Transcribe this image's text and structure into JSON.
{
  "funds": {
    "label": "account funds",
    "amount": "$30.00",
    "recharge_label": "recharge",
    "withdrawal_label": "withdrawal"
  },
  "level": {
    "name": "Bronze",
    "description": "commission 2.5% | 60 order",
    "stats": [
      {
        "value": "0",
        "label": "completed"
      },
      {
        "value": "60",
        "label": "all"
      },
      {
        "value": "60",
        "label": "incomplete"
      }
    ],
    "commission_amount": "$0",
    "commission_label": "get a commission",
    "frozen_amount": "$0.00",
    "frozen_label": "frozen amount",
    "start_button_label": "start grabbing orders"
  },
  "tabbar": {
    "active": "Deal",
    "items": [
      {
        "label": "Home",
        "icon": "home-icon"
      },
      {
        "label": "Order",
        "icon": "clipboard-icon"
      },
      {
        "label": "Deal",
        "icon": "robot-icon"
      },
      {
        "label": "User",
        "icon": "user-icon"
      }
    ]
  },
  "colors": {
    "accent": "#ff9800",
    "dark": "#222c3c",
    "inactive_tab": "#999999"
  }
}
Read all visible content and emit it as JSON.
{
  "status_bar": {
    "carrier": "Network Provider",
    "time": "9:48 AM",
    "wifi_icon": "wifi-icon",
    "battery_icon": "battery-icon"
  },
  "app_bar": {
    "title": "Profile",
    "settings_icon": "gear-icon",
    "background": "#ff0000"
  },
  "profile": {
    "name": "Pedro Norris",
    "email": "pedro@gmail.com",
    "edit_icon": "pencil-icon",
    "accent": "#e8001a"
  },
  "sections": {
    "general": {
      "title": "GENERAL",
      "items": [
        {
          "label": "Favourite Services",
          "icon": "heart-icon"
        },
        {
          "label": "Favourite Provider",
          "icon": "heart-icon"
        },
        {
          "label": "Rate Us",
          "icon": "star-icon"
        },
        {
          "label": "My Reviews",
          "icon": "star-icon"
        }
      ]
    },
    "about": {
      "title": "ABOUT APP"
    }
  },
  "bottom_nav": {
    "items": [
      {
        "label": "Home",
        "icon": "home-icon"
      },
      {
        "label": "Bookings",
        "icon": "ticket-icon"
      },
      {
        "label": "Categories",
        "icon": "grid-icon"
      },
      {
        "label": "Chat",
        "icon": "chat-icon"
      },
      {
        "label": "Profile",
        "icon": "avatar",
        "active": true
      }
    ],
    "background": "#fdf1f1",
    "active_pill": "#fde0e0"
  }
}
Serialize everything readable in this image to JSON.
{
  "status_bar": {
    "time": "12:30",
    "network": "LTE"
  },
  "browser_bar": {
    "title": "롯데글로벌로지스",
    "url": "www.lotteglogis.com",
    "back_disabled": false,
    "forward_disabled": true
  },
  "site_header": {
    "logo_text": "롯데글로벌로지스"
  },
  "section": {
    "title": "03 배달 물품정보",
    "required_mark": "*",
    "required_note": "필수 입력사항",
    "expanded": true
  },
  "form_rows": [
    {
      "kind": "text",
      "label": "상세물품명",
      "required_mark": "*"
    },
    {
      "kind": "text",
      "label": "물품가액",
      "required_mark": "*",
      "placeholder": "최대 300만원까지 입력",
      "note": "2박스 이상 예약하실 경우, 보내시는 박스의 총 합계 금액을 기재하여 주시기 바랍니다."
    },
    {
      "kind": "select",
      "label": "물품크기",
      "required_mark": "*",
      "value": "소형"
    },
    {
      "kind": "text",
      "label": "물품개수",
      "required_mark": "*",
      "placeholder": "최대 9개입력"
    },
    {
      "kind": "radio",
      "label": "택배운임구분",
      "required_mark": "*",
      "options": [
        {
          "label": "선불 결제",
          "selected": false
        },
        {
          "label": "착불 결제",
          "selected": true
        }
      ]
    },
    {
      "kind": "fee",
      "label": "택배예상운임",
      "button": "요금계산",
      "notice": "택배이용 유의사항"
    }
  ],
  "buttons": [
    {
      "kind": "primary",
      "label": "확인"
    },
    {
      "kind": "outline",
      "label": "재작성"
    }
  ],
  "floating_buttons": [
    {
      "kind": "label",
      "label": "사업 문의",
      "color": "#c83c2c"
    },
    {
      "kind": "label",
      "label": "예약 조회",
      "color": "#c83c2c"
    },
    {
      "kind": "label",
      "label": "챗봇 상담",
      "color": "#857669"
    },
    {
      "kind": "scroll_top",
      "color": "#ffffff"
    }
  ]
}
☆ ☆ ☆ ☆ ☆
Problem description = Print back all the lines verbatim.

Exercise answer =
Transcribe this image's text and structure into JSON.
{
  "funds": {
    "label": "account funds",
    "amount": "$30.00",
    "recharge_label": "recharge",
    "withdrawal_label": "withdrawal"
  },
  "level": {
    "name": "Bronze",
    "description": "commission 2.5% | 60 order",
    "stats": [
      {
        "value": "0",
        "label": "completed"
      },
      {
        "value": "60",
        "label": "all"
      },
      {
        "value": "60",
        "label": "incomplete"
      }
    ],
    "commission_amount": "$0",
    "commission_label": "get a commission",
    "frozen_amount": "$0.00",
    "frozen_label": "frozen amount",
    "start_button_label": "start grabbing orders"
  },
  "tabbar": {
    "active": "Deal",
    "items": [
      {
        "label": "Home",
        "icon": "home-icon"
      },
      {
        "label": "Order",
        "icon": "clipboard-icon"
      },
      {
        "label": "Deal",
        "icon": "robot-icon"
      },
      {
        "label": "User",
        "icon": "user-icon"
      }
    ]
  },
  "colors": {
    "accent": "#ff9800",
    "dark": "#222c3c",
    "inactive_tab": "#999999"
  }
}
Read all visible content and emit it as JSON.
{
  "status_bar": {
    "carrier": "Network Provider",
    "time": "9:48 AM",
    "wifi_icon": "wifi-icon",
    "battery_icon": "battery-icon"
  },
  "app_bar": {
    "title": "Profile",
    "settings_icon": "gear-icon",
    "background": "#ff0000"
  },
  "profile": {
    "name": "Pedro Norris",
    "email": "pedro@gmail.com",
    "edit_icon": "pencil-icon",
    "accent": "#e8001a"
  },
  "sections": {
    "general": {
      "title": "GENERAL",
      "items": [
        {
          "label": "Favourite Services",
          "icon": "heart-icon"
        },
        {
          "label": "Favourite Provider",
          "icon": "heart-icon"
        },
        {
          "label": "Rate Us",
          "icon": "star-icon"
        },
        {
          "label": "My Reviews",
          "icon": "star-icon"
        }
      ]
    },
    "about": {
      "title": "ABOUT APP"
    }
  },
  "bottom_nav": {
    "items": [
      {
        "label": "Home",
        "icon": "home-icon"
      },
      {
        "label": "Bookings",
        "icon": "ticket-icon"
      },
      {
        "label": "Categories",
        "icon": "grid-icon"
      },
      {
        "label": "Chat",
        "icon": "chat-icon"
      },
      {
        "label": "Profile",
        "icon": "avatar",
        "active": true
      }
    ],
    "background": "#fdf1f1",
    "active_pill": "#fde0e0"
  }
}
Serialize everything readable in this image to JSON.
{
  "status_bar": {
    "time": "12:30",
    "network": "LTE"
  },
  "browser_bar": {
    "title": "롯데글로벌로지스",
    "url": "www.lotteglogis.com",
    "back_disabled": false,
    "forward_disabled": true
  },
  "site_header": {
    "logo_text": "롯데글로벌로지스"
  },
  "section": {
    "title": "03 배달 물품정보",
    "required_mark": "*",
    "required_note": "필수 입력사항",
    "expanded": true
  },
  "form_rows": [
    {
      "kind": "text",
      "label": "상세물품명",
      "required_mark": "*"
    },
    {
      "kind": "text",
      "label": "물품가액",
      "required_mark": "*",
      "placeholder": "최대 300만원까지 입력",
      "note": "2박스 이상 예약하실 경우, 보내시는 박스의 총 합계 금액을 기재하여 주시기 바랍니다."
    },
    {
      "kind": "select",
      "label": "물품크기",
      "required_mark": "*",
      "value": "소형"
    },
    {
      "kind": "text",
      "label": "물품개수",
      "required_mark": "*",
      "placeholder": "최대 9개입력"
    },
    {
      "kind": "radio",
      "label": "택배운임구분",
      "required_mark": "*",
      "options": [
        {
          "label": "선불 결제",
          "selected": false
        },
        {
          "label": "착불 결제",
          "selected": true
        }
      ]
    },
    {
      "kind": "fee",
      "label": "택배예상운임",
      "button": "요금계산",
      "notice": "택배이용 유의사항"
    }
  ],
  "buttons": [
    {
      "kind": "primary",
      "label": "확인"
    },
    {
      "kind": "outline",
      "label": "재작성"
    }
  ],
  "floating_buttons": [
    {
      "kind": "label",
      "label": "사업 문의",
      "color": "#c83c2c"
    },
    {
      "kind": "label",
      "label": "예약 조회",
      "color": "#c83c2c"
    },
    {
      "kind": "label",
      "label": "챗봇 상담",
      "color": "#857669"
    },
    {
      "kind": "scroll_top",
      "color": "#ffffff"
    }
  ]
}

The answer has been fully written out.